─── Record excerpts ───
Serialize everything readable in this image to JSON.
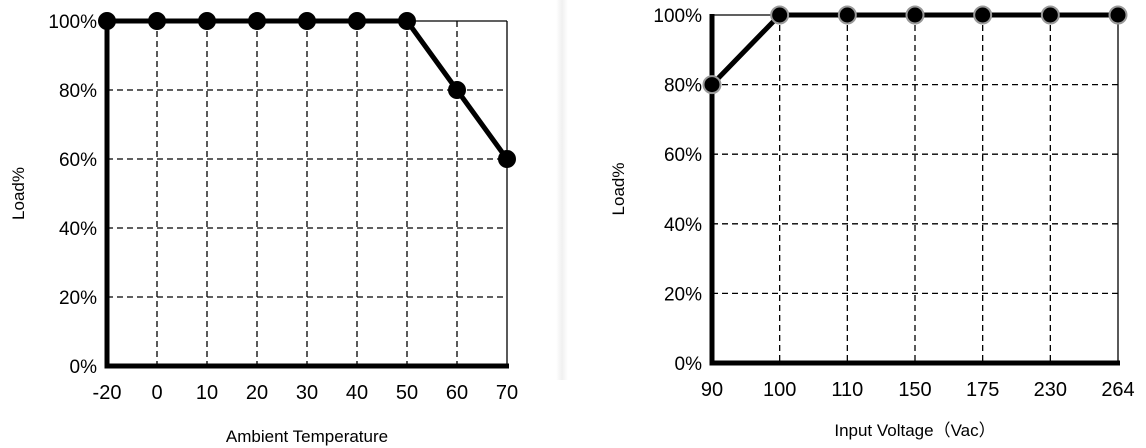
{
  "chart_data": [
    {
      "type": "line",
      "title": "",
      "xlabel": "Ambient Temperature",
      "ylabel": "Load%",
      "categories": [
        "-20",
        "0",
        "10",
        "20",
        "30",
        "40",
        "50",
        "60",
        "70"
      ],
      "y_ticks": [
        "0%",
        "20%",
        "40%",
        "60%",
        "80%",
        "100%"
      ],
      "ylim": [
        0,
        100
      ],
      "grid": true,
      "series": [
        {
          "values": [
            100,
            100,
            100,
            100,
            100,
            100,
            100,
            80,
            60
          ]
        }
      ]
    },
    {
      "type": "line",
      "title": "",
      "xlabel": "Input Voltage（Vac）",
      "ylabel": "Load%",
      "categories": [
        "90",
        "100",
        "110",
        "150",
        "175",
        "230",
        "264"
      ],
      "y_ticks": [
        "0%",
        "20%",
        "40%",
        "60%",
        "80%",
        "100%"
      ],
      "ylim": [
        0,
        100
      ],
      "grid": true,
      "series": [
        {
          "values": [
            80,
            100,
            100,
            100,
            100,
            100,
            100
          ]
        }
      ]
    }
  ],
  "colors": {
    "line": "#000000",
    "marker_left": "#000000",
    "marker_right": "#999999"
  }
}
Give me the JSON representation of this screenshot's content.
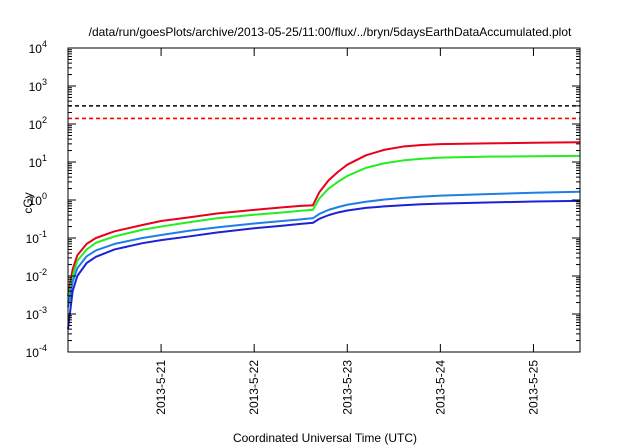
───
_Request_. Make a verbatim copy of all the entries and strip out the pictures.

_Answer to this exercise_.
Serialize everything readable in this image to JSON.
{
  "chart_data": [
    {
      "type": "line",
      "title": "",
      "xlabel": "Ambient Temperature",
      "ylabel": "Load%",
      "categories": [
        "-20",
        "0",
        "10",
        "20",
        "30",
        "40",
        "50",
        "60",
        "70"
      ],
      "y_ticks": [
        "0%",
        "20%",
        "40%",
        "60%",
        "80%",
        "100%"
      ],
      "ylim": [
        0,
        100
      ],
      "grid": true,
      "series": [
        {
          "values": [
            100,
            100,
            100,
            100,
            100,
            100,
            100,
            80,
            60
          ]
        }
      ]
    },
    {
      "type": "line",
      "title": "",
      "xlabel": "Input Voltage（Vac）",
      "ylabel": "Load%",
      "categories": [
        "90",
        "100",
        "110",
        "150",
        "175",
        "230",
        "264"
      ],
      "y_ticks": [
        "0%",
        "20%",
        "40%",
        "60%",
        "80%",
        "100%"
      ],
      "ylim": [
        0,
        100
      ],
      "grid": true,
      "series": [
        {
          "values": [
            80,
            100,
            100,
            100,
            100,
            100,
            100
          ]
        }
      ]
    }
  ],
  "colors": {
    "line": "#000000",
    "marker_left": "#000000",
    "marker_right": "#999999"
  }
}
Give me the JSON representation of this screenshot's content.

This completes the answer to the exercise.